:: Listing

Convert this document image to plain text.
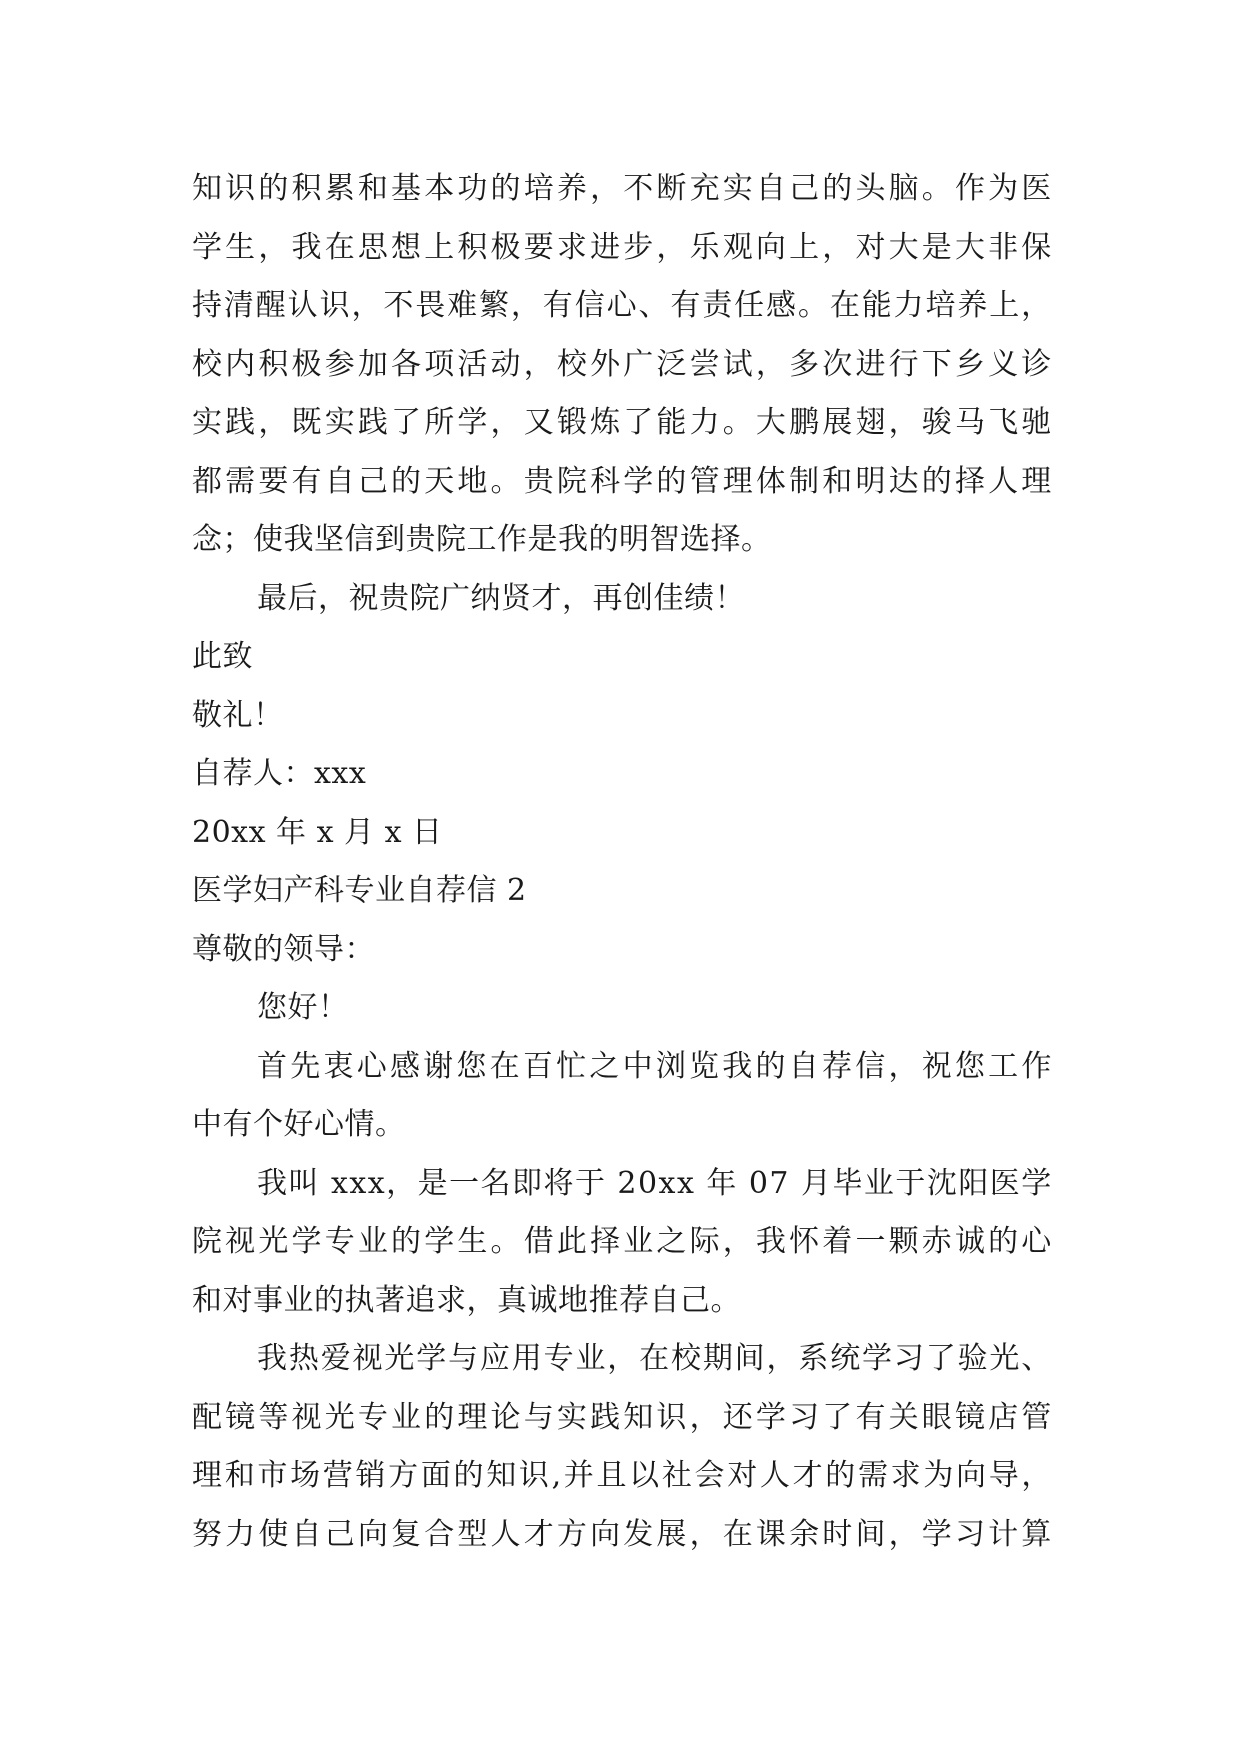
知 识 的 积 累 和 基 本 功 的 培 养 ， 不 断 充 实 自 己 的 头 脑 。 作 为 医

学 生 ， 我 在 思 想 上 积 极 要 求 进 步 ， 乐 观 向 上 ， 对 大 是 大 非 保

持 清 醒 认 识 ， 不 畏 难 繁 ， 有 信 心 、 有 责 任 感 。 在 能 力 培 养 上 ，

校 内 积 极 参 加 各 项 活 动 ， 校 外 广 泛 尝 试 ， 多 次 进 行 下 乡 义 诊

实 践 ， 既 实 践 了 所 学 ， 又 锻 炼 了 能 力 。 大 鹏 展 翅 ， 骏 马 飞 驰

都 需 要 有 自 己 的 天 地 。 贵 院 科 学 的 管 理 体 制 和 明 达 的 择 人 理

念；使我坚信到贵院工作是我的明智选择。

最后，祝贵院广纳贤才，再创佳绩！

此致

敬礼！

自荐人：xxx

20xx 年 x 月 x 日

医学妇产科专业自荐信 2

尊敬的领导：

您好！

首 先 衷 心 感 谢 您 在 百 忙 之 中 浏 览 我 的 自 荐 信 ， 祝 您 工 作

中有个好心情。

我 叫
x x x ， 是 一 名 即 将 于
2 0 x x
年
0 7
月 毕 业 于 沈 阳 医 学

院 视 光 学 专 业 的 学 生 。 借 此 择 业 之 际 ， 我 怀 着 一 颗 赤 诚 的 心

和对事业的执著追求，真诚地推荐自己。

我 热 爱 视 光 学 与 应 用 专 业 ， 在 校 期 间 ， 系 统 学 习 了 验 光 、

配 镜 等 视 光 专 业 的 理 论 与 实 践 知 识 ， 还 学 习 了 有 关 眼 镜 店 管

理 和 市 场 营 销 方 面 的 知 识 , 并 且 以 社 会 对 人 才 的 需 求 为 向 导 ，

努 力 使 自 己 向 复 合 型 人 才 方 向 发 展 ， 在 课 余 时 间 ， 学 习 计 算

::::

Work to do: Leave out the pictures and give the listing above again exactly.

The result:
Convert this document image to plain text.
知 识 的 积 累 和 基 本 功 的 培 养 ， 不 断 充 实 自 己 的 头 脑 。 作 为 医

学 生 ， 我 在 思 想 上 积 极 要 求 进 步 ， 乐 观 向 上 ， 对 大 是 大 非 保

持 清 醒 认 识 ， 不 畏 难 繁 ， 有 信 心 、 有 责 任 感 。 在 能 力 培 养 上 ，

校 内 积 极 参 加 各 项 活 动 ， 校 外 广 泛 尝 试 ， 多 次 进 行 下 乡 义 诊

实 践 ， 既 实 践 了 所 学 ， 又 锻 炼 了 能 力 。 大 鹏 展 翅 ， 骏 马 飞 驰

都 需 要 有 自 己 的 天 地 。 贵 院 科 学 的 管 理 体 制 和 明 达 的 择 人 理

念；使我坚信到贵院工作是我的明智选择。

最后，祝贵院广纳贤才，再创佳绩！

此致

敬礼！

自荐人：xxx

20xx 年 x 月 x 日

医学妇产科专业自荐信 2

尊敬的领导：

您好！

首 先 衷 心 感 谢 您 在 百 忙 之 中 浏 览 我 的 自 荐 信 ， 祝 您 工 作

中有个好心情。

我 叫
x x x ， 是 一 名 即 将 于
2 0 x x
年
0 7
月 毕 业 于 沈 阳 医 学

院 视 光 学 专 业 的 学 生 。 借 此 择 业 之 际 ， 我 怀 着 一 颗 赤 诚 的 心

和对事业的执著追求，真诚地推荐自己。

我 热 爱 视 光 学 与 应 用 专 业 ， 在 校 期 间 ， 系 统 学 习 了 验 光 、

配 镜 等 视 光 专 业 的 理 论 与 实 践 知 识 ， 还 学 习 了 有 关 眼 镜 店 管

理 和 市 场 营 销 方 面 的 知 识 , 并 且 以 社 会 对 人 才 的 需 求 为 向 导 ，

努 力 使 自 己 向 复 合 型 人 才 方 向 发 展 ， 在 课 余 时 间 ， 学 习 计 算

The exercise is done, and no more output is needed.